[Extracted data entries]
>> Start

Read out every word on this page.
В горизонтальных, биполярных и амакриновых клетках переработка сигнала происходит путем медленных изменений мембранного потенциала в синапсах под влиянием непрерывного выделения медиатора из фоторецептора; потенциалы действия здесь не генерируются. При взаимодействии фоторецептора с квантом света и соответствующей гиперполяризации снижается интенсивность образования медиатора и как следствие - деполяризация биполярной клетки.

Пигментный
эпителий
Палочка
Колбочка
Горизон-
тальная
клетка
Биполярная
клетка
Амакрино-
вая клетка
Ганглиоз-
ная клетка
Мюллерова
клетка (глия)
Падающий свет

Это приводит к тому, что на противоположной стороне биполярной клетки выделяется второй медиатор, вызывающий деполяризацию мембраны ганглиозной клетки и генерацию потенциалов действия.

>> End
>> Start

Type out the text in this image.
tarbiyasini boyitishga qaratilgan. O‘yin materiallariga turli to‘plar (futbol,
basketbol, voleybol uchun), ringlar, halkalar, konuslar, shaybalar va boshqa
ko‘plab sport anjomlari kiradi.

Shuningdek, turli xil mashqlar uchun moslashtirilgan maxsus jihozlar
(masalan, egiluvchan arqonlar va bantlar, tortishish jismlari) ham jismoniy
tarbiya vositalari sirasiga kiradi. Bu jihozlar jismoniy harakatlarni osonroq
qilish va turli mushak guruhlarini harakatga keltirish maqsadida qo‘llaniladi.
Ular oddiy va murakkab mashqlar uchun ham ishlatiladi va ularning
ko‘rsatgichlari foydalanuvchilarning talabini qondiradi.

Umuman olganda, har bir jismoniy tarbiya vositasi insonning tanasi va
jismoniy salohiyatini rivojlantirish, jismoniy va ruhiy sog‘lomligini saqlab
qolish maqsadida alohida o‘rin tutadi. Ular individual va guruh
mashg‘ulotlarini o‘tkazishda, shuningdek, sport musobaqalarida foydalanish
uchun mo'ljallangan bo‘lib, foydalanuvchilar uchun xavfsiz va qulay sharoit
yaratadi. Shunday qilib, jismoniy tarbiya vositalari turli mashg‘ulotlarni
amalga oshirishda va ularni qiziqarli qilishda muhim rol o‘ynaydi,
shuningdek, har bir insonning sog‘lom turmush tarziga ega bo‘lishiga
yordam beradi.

>> End

## WORK INSTRUCTIONS
Where a line contains the string "kiradi", extract that line.

## THE RESULT
ko‘plab sport anjomlari kiradi.
tarbiya vositalari sirasiga kiradi. Bu jihozlar jismoniy harakatlarni osonroq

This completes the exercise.